Records shown:
==============================
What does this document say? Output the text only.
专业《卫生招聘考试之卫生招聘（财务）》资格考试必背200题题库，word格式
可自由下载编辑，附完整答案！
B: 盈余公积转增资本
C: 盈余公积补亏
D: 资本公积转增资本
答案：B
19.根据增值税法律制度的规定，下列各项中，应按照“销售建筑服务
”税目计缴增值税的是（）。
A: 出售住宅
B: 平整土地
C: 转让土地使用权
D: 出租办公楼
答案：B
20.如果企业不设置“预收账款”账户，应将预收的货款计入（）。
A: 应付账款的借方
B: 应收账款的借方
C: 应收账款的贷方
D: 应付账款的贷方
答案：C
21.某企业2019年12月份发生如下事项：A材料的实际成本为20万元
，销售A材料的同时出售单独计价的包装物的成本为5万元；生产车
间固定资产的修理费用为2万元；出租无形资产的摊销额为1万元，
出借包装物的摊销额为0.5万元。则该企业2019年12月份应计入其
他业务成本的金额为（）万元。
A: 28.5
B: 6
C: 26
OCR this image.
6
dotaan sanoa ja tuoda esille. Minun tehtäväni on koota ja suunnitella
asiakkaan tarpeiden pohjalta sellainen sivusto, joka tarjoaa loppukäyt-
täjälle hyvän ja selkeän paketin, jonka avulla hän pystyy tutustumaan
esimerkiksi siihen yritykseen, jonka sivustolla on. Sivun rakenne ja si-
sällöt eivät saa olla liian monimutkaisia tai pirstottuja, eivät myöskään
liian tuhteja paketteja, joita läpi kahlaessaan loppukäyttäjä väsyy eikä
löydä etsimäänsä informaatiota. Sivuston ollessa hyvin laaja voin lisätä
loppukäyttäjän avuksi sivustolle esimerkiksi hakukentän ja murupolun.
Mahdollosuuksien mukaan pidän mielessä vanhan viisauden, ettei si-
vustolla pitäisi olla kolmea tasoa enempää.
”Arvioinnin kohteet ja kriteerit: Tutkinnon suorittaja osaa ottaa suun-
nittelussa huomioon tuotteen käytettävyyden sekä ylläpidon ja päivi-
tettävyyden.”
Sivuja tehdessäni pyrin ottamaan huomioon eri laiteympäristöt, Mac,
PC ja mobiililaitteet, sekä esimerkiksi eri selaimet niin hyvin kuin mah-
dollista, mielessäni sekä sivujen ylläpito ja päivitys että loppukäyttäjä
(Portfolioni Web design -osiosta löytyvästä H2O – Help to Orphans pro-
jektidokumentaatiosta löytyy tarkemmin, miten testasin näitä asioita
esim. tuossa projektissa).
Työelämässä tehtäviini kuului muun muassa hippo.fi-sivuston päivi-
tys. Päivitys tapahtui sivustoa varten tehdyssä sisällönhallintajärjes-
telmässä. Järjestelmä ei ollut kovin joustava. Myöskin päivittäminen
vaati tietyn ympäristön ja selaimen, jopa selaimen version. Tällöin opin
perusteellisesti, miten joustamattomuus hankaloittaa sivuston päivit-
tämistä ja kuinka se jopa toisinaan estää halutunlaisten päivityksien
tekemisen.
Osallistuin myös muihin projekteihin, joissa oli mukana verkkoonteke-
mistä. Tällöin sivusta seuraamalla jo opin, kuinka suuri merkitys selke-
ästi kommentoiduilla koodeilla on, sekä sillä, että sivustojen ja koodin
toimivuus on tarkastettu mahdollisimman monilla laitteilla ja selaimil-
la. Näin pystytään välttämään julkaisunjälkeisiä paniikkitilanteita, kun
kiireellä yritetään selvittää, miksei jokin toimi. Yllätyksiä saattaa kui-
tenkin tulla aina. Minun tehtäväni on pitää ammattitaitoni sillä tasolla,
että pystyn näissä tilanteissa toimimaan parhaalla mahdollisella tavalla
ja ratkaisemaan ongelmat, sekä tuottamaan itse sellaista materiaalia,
==============================
Your instructions: Copy out all the entries shown above, character for character.

Written reply:
What does this document say? Output the text only.
专业《卫生招聘考试之卫生招聘（财务）》资格考试必背200题题库，word格式
可自由下载编辑，附完整答案！
B: 盈余公积转增资本
C: 盈余公积补亏
D: 资本公积转增资本
答案：B
19.根据增值税法律制度的规定，下列各项中，应按照“销售建筑服务
”税目计缴增值税的是（）。
A: 出售住宅
B: 平整土地
C: 转让土地使用权
D: 出租办公楼
答案：B
20.如果企业不设置“预收账款”账户，应将预收的货款计入（）。
A: 应付账款的借方
B: 应收账款的借方
C: 应收账款的贷方
D: 应付账款的贷方
答案：C
21.某企业2019年12月份发生如下事项：A材料的实际成本为20万元
，销售A材料的同时出售单独计价的包装物的成本为5万元；生产车
间固定资产的修理费用为2万元；出租无形资产的摊销额为1万元，
出借包装物的摊销额为0.5万元。则该企业2019年12月份应计入其
他业务成本的金额为（）万元。
A: 28.5
B: 6
C: 26
OCR this image.
6
dotaan sanoa ja tuoda esille. Minun tehtäväni on koota ja suunnitella
asiakkaan tarpeiden pohjalta sellainen sivusto, joka tarjoaa loppukäyt-
täjälle hyvän ja selkeän paketin, jonka avulla hän pystyy tutustumaan
esimerkiksi siihen yritykseen, jonka sivustolla on. Sivun rakenne ja si-
sällöt eivät saa olla liian monimutkaisia tai pirstottuja, eivät myöskään
liian tuhteja paketteja, joita läpi kahlaessaan loppukäyttäjä väsyy eikä
löydä etsimäänsä informaatiota. Sivuston ollessa hyvin laaja voin lisätä
loppukäyttäjän avuksi sivustolle esimerkiksi hakukentän ja murupolun.
Mahdollosuuksien mukaan pidän mielessä vanhan viisauden, ettei si-
vustolla pitäisi olla kolmea tasoa enempää.
”Arvioinnin kohteet ja kriteerit: Tutkinnon suorittaja osaa ottaa suun-
nittelussa huomioon tuotteen käytettävyyden sekä ylläpidon ja päivi-
tettävyyden.”
Sivuja tehdessäni pyrin ottamaan huomioon eri laiteympäristöt, Mac,
PC ja mobiililaitteet, sekä esimerkiksi eri selaimet niin hyvin kuin mah-
dollista, mielessäni sekä sivujen ylläpito ja päivitys että loppukäyttäjä
(Portfolioni Web design -osiosta löytyvästä H2O – Help to Orphans pro-
jektidokumentaatiosta löytyy tarkemmin, miten testasin näitä asioita
esim. tuossa projektissa).
Työelämässä tehtäviini kuului muun muassa hippo.fi-sivuston päivi-
tys. Päivitys tapahtui sivustoa varten tehdyssä sisällönhallintajärjes-
telmässä. Järjestelmä ei ollut kovin joustava. Myöskin päivittäminen
vaati tietyn ympäristön ja selaimen, jopa selaimen version. Tällöin opin
perusteellisesti, miten joustamattomuus hankaloittaa sivuston päivit-
tämistä ja kuinka se jopa toisinaan estää halutunlaisten päivityksien
tekemisen.
Osallistuin myös muihin projekteihin, joissa oli mukana verkkoonteke-
mistä. Tällöin sivusta seuraamalla jo opin, kuinka suuri merkitys selke-
ästi kommentoiduilla koodeilla on, sekä sillä, että sivustojen ja koodin
toimivuus on tarkastettu mahdollisimman monilla laitteilla ja selaimil-
la. Näin pystytään välttämään julkaisunjälkeisiä paniikkitilanteita, kun
kiireellä yritetään selvittää, miksei jokin toimi. Yllätyksiä saattaa kui-
tenkin tulla aina. Minun tehtäväni on pitää ammattitaitoni sillä tasolla,
että pystyn näissä tilanteissa toimimaan parhaalla mahdollisella tavalla
ja ratkaisemaan ongelmat, sekä tuottamaan itse sellaista materiaalia,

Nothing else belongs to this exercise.